==== LISTED ENTRIES

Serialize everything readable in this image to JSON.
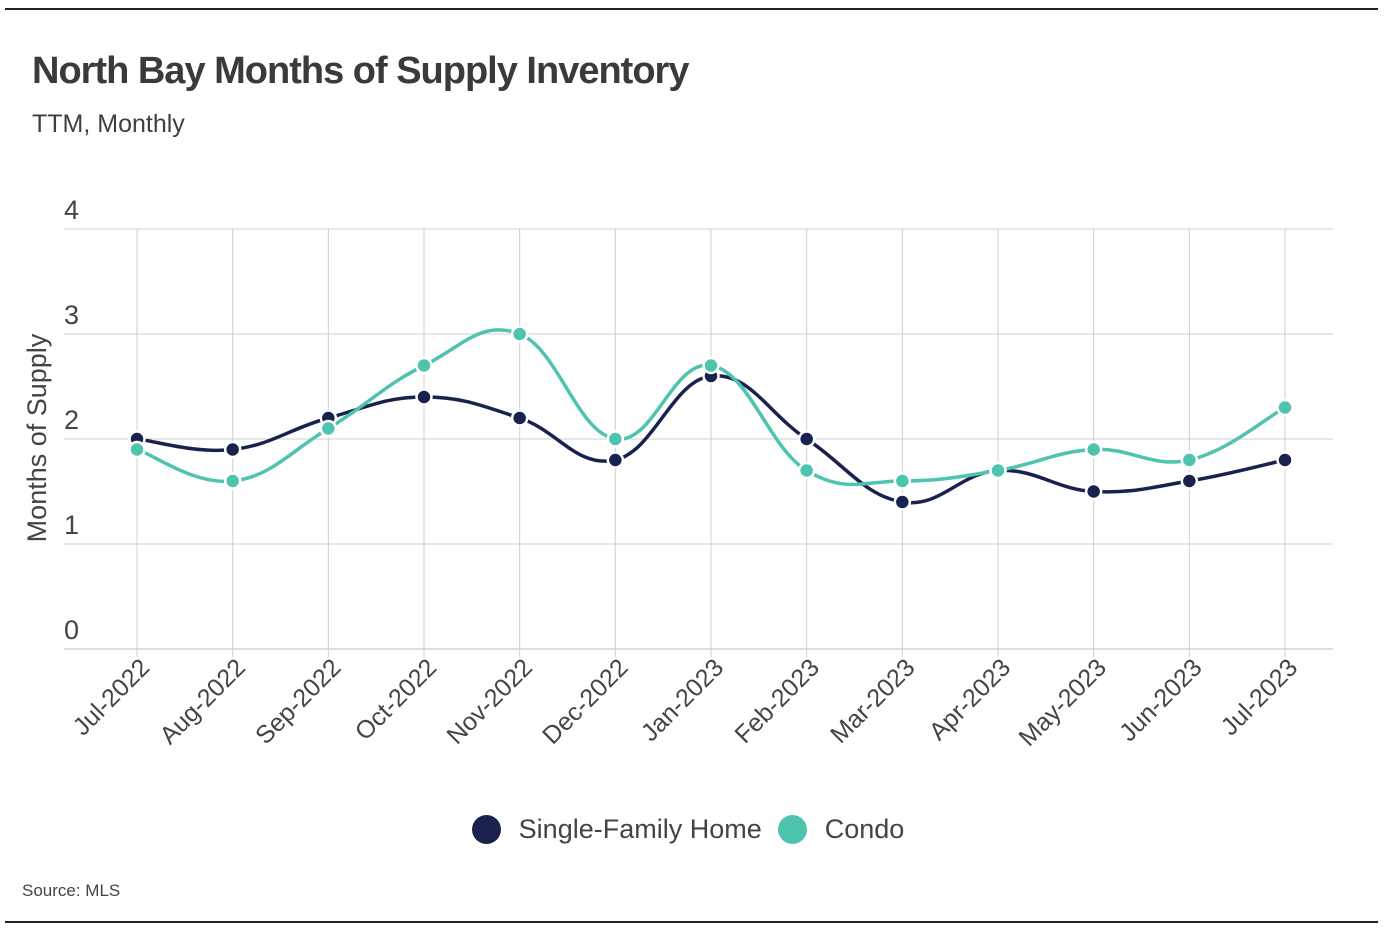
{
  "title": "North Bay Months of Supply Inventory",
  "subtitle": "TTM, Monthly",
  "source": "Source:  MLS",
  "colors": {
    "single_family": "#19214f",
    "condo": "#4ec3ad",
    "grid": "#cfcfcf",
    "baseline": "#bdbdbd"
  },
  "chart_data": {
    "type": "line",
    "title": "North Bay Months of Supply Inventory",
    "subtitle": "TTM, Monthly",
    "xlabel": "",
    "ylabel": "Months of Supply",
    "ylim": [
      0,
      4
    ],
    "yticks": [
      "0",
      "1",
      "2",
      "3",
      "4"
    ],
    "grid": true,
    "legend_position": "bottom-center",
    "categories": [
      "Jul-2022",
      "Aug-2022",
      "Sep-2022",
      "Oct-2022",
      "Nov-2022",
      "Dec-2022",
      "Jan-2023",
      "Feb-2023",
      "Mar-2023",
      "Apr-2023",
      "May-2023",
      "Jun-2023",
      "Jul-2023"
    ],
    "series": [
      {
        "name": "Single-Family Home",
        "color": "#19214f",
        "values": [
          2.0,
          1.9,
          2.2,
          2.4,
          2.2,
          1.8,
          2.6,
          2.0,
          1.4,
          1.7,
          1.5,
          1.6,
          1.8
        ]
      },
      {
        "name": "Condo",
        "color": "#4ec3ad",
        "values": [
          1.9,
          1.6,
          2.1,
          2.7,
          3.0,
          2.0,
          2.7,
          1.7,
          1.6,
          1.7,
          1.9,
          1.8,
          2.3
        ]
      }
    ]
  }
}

========

THE TASK: From the data above, count the lines where "Supply" occurs and give that figure and nothing else.

SOLUTION: 3